## Instructions for the task
Can you rewrite the stretch from the start of the data through the line containing "session-title-bar: ACS Kids" as a JSON list of strings, one string per line, with blank lines left out?

## Data for processing

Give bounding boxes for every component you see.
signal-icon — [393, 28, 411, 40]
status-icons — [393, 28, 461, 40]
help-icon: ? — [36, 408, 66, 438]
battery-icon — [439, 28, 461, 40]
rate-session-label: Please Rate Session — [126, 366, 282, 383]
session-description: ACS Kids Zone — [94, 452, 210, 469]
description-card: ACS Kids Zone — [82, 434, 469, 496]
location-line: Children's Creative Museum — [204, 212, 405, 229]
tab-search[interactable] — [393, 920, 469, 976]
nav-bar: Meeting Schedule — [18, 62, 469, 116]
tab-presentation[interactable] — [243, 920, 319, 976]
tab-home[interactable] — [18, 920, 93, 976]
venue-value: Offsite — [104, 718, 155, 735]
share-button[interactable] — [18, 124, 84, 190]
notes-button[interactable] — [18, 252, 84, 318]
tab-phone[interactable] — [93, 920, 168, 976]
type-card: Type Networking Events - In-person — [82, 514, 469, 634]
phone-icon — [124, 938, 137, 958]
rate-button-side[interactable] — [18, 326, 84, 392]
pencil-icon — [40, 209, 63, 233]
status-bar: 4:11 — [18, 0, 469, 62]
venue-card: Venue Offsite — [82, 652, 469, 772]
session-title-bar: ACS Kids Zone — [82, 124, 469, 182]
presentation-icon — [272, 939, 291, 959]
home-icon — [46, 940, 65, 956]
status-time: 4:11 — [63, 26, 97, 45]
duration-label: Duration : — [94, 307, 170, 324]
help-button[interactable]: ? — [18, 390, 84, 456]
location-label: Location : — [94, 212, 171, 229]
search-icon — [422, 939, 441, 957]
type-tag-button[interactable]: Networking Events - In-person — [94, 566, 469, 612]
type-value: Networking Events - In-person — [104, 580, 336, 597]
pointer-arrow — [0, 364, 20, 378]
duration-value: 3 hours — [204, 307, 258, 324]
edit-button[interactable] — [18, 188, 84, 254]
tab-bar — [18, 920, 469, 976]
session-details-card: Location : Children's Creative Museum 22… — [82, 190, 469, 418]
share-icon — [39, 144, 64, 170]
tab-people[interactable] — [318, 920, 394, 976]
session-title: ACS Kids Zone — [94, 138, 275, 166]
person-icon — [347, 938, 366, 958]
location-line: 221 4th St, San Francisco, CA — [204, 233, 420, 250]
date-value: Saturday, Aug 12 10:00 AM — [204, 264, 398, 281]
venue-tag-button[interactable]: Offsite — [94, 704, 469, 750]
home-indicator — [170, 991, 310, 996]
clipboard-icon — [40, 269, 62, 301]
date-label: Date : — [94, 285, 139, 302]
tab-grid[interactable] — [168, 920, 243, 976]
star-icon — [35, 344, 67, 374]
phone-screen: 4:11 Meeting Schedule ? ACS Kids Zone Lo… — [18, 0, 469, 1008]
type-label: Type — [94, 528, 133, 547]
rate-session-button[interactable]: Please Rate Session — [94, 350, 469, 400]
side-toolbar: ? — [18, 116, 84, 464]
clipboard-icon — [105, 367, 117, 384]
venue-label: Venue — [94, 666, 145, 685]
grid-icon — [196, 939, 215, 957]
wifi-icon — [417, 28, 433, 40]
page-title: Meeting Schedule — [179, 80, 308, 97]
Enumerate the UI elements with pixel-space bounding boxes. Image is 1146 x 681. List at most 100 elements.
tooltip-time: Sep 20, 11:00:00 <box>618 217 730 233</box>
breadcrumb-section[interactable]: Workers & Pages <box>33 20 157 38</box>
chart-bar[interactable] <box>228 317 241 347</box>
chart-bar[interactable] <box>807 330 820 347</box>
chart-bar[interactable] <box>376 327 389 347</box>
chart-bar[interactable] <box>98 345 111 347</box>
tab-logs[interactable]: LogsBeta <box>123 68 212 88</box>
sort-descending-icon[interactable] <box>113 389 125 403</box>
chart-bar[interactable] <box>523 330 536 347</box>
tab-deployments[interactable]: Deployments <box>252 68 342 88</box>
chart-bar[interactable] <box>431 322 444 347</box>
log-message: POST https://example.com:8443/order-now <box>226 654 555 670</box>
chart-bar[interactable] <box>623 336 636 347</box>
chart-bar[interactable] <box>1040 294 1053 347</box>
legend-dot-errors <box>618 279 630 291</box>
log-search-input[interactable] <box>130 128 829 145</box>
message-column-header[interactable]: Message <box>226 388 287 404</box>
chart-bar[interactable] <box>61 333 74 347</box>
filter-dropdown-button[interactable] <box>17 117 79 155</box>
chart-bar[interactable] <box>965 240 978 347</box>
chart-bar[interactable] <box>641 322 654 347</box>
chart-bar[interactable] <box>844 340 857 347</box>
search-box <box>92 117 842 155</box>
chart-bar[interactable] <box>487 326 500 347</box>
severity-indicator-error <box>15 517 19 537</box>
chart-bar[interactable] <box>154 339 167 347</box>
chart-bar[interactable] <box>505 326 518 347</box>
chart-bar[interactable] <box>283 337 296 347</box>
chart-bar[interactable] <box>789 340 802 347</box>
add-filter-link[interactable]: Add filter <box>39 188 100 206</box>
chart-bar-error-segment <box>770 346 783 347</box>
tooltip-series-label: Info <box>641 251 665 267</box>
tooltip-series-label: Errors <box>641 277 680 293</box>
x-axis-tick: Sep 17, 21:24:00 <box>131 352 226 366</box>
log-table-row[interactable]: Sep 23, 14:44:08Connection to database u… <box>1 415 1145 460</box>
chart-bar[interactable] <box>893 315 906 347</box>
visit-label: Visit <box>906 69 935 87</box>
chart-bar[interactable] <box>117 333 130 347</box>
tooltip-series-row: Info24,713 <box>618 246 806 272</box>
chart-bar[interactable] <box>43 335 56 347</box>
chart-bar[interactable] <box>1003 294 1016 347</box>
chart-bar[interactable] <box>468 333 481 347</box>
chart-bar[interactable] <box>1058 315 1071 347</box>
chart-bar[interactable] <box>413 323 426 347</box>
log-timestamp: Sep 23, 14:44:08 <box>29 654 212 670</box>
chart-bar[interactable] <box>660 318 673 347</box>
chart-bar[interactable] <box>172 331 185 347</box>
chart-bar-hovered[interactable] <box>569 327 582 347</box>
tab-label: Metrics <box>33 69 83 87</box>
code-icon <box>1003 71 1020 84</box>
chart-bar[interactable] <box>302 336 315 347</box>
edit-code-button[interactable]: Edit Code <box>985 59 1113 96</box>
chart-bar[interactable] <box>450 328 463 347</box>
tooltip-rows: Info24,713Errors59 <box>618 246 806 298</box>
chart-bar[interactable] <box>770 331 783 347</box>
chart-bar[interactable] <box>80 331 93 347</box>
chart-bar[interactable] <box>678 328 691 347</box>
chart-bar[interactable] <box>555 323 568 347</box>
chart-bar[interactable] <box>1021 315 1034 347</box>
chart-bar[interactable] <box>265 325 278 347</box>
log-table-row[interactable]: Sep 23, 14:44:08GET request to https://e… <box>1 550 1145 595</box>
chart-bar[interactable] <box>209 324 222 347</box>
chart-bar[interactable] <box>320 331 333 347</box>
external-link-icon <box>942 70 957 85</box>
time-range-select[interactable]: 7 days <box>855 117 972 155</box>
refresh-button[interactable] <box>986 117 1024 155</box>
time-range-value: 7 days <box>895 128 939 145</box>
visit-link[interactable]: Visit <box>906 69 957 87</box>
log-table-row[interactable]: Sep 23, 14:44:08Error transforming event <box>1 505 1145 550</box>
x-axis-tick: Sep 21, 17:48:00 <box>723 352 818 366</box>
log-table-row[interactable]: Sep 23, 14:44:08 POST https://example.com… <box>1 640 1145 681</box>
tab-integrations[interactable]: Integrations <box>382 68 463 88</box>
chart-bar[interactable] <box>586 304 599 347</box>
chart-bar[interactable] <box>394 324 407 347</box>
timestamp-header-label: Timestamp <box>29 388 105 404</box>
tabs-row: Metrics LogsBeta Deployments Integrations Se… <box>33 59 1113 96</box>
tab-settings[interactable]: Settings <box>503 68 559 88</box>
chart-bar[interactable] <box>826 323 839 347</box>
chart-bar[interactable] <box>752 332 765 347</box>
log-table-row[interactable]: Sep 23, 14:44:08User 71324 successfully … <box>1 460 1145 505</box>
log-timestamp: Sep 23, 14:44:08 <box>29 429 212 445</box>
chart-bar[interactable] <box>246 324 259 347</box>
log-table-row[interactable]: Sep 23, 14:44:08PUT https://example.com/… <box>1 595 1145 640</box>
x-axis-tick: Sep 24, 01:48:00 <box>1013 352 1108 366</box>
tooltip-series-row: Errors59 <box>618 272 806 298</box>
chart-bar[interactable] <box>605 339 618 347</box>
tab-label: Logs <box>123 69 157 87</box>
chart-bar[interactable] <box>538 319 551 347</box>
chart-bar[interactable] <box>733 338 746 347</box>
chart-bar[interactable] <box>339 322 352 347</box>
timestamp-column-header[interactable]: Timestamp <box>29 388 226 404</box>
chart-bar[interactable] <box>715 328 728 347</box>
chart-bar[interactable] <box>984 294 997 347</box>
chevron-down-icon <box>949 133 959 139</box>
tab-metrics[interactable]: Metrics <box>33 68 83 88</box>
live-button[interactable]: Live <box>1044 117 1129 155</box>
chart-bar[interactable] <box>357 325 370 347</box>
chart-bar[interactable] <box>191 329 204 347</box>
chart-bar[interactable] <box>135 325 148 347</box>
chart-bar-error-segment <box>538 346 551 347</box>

## Full solution
[
  "Give bounding boxes for every component you see.",
  "signal-icon — [393, 28, 411, 40]",
  "status-icons — [393, 28, 461, 40]",
  "help-icon: ? — [36, 408, 66, 438]",
  "battery-icon — [439, 28, 461, 40]",
  "rate-session-label: Please Rate Session — [126, 366, 282, 383]",
  "session-description: ACS Kids Zone — [94, 452, 210, 469]",
  "description-card: ACS Kids Zone — [82, 434, 469, 496]",
  "location-line: Children's Creative Museum — [204, 212, 405, 229]",
  "tab-search[interactable] — [393, 920, 469, 976]",
  "nav-bar: Meeting Schedule — [18, 62, 469, 116]",
  "tab-presentation[interactable] — [243, 920, 319, 976]",
  "tab-home[interactable] — [18, 920, 93, 976]",
  "venue-value: Offsite — [104, 718, 155, 735]",
  "share-button[interactable] — [18, 124, 84, 190]",
  "notes-button[interactable] — [18, 252, 84, 318]",
  "tab-phone[interactable] — [93, 920, 168, 976]",
  "type-card: Type Networking Events - In-person — [82, 514, 469, 634]",
  "phone-icon — [124, 938, 137, 958]",
  "rate-button-side[interactable] — [18, 326, 84, 392]",
  "pencil-icon — [40, 209, 63, 233]",
  "status-bar: 4:11 — [18, 0, 469, 62]",
  "venue-card: Venue Offsite — [82, 652, 469, 772]",
  "session-title-bar: ACS Kids Zone — [82, 124, 469, 182]"
]